GOAL OF THE EXERCISE: Identify the lines bearing the string "xlabel" and gather them.
───── GIVEN RECORDS ─────
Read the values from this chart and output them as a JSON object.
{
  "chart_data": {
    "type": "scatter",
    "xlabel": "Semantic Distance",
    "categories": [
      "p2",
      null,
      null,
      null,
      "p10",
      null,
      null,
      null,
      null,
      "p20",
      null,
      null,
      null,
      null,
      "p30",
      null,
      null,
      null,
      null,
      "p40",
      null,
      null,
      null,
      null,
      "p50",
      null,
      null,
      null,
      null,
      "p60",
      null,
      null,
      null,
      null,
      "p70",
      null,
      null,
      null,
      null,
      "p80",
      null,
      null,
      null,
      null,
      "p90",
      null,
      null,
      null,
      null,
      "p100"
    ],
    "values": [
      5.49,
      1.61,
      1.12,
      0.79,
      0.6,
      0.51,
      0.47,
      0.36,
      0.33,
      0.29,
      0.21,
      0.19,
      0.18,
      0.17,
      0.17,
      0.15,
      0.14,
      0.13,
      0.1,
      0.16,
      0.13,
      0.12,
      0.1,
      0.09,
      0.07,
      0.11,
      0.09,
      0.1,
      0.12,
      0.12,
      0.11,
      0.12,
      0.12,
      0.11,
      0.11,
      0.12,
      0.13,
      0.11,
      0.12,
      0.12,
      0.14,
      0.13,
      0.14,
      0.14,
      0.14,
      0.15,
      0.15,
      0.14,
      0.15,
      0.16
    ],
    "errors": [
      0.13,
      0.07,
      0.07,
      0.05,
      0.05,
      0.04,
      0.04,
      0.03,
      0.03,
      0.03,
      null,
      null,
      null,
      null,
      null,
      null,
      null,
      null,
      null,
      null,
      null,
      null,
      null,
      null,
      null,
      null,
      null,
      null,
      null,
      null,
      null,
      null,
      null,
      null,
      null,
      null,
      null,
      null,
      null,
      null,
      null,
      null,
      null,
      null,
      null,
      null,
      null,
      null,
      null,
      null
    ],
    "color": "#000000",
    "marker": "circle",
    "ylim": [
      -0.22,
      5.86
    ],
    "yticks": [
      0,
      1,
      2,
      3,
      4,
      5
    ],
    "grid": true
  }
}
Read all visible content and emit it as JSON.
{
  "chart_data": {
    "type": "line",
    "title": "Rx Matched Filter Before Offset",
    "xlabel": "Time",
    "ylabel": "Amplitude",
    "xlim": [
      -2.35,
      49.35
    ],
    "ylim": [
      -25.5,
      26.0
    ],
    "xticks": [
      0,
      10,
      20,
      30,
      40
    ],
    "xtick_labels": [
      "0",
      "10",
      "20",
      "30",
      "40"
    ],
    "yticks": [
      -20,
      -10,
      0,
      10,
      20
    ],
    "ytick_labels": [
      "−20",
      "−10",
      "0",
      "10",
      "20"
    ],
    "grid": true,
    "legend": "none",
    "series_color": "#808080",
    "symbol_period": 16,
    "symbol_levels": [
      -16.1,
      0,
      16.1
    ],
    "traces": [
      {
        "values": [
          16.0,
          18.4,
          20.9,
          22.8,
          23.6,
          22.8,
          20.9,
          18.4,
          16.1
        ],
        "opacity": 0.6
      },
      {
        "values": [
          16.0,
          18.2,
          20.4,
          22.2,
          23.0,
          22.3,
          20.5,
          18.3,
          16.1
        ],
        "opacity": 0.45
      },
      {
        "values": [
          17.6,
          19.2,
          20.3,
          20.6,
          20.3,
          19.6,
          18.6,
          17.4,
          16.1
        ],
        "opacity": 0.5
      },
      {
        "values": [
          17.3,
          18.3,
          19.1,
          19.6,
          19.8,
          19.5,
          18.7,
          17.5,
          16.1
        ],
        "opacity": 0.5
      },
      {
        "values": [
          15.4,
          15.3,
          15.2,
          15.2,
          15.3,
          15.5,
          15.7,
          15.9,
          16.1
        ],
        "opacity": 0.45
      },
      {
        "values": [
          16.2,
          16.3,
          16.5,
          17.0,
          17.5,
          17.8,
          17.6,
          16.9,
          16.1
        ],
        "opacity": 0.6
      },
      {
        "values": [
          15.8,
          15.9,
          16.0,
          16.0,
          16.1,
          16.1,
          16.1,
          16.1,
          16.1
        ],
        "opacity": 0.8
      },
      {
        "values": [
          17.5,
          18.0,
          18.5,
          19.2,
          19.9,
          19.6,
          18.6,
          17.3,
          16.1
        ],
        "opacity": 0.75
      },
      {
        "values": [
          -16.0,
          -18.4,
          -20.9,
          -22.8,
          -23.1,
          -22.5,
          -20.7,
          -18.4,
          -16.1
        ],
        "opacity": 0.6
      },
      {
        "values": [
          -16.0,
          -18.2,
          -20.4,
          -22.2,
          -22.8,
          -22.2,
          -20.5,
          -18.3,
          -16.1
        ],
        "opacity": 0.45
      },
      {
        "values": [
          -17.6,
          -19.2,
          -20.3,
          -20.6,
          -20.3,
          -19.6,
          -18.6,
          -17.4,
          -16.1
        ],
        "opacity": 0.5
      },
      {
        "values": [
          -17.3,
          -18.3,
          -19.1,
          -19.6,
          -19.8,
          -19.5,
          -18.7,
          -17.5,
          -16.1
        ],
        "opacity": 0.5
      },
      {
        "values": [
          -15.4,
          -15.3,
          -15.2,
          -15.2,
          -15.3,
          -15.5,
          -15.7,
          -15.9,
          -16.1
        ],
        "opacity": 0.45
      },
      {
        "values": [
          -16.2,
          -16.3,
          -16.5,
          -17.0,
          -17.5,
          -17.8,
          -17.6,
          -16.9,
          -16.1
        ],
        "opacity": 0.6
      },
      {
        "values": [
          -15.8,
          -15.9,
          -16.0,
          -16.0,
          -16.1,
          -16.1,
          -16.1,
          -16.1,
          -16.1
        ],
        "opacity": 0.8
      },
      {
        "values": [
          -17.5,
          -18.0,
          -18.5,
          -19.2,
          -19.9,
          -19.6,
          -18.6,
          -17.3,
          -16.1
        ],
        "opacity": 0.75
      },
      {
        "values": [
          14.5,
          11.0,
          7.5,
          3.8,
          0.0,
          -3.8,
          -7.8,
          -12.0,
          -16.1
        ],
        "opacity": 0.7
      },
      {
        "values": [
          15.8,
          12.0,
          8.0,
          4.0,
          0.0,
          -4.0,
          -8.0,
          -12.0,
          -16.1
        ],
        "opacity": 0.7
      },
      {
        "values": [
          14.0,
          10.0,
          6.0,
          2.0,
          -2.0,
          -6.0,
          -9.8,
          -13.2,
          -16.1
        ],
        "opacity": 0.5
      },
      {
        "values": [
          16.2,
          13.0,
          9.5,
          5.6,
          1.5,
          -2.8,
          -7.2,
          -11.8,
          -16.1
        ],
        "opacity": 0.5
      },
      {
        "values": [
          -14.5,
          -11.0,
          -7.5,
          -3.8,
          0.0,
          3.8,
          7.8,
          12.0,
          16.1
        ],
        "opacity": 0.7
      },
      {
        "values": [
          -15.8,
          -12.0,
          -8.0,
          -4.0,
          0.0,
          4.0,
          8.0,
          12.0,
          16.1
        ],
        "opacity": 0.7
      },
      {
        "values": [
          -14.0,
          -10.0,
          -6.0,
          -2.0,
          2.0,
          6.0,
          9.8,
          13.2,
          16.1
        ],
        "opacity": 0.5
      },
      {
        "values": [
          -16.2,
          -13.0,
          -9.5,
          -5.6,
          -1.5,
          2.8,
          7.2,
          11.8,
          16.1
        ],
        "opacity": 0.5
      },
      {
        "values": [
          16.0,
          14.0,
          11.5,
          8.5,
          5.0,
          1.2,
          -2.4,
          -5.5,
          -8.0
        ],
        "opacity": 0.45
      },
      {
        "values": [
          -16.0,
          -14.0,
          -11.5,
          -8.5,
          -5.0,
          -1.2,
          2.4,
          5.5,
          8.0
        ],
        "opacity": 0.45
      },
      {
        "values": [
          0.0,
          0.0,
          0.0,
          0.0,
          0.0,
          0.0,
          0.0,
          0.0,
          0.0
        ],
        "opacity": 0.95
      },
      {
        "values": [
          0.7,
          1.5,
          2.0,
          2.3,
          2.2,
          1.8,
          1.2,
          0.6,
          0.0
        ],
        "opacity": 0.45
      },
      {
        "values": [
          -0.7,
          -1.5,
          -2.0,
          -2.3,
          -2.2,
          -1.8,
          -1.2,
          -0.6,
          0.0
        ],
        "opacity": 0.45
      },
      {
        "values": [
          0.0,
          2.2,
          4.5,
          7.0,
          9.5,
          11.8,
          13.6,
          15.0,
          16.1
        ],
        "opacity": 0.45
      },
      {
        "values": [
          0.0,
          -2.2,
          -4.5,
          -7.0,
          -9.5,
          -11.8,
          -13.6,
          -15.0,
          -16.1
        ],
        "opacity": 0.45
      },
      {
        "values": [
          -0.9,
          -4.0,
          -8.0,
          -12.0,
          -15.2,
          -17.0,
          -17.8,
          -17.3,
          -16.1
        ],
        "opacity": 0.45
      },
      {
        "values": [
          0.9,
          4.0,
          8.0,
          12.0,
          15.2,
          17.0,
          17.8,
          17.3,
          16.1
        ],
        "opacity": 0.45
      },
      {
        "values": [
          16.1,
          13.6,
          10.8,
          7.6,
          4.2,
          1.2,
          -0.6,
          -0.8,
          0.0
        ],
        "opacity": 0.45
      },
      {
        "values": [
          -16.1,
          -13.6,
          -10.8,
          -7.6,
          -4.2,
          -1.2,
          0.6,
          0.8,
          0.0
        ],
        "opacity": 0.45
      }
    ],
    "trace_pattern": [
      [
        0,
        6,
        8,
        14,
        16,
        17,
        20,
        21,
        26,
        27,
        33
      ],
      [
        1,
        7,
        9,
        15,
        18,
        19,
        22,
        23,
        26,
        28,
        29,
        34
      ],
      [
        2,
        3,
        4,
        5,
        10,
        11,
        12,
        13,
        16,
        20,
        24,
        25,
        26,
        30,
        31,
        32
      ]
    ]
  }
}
─────
SOLUTION TO THE PROBLEM:
    "xlabel": "Semantic Distance",
    "xlabel": "Time",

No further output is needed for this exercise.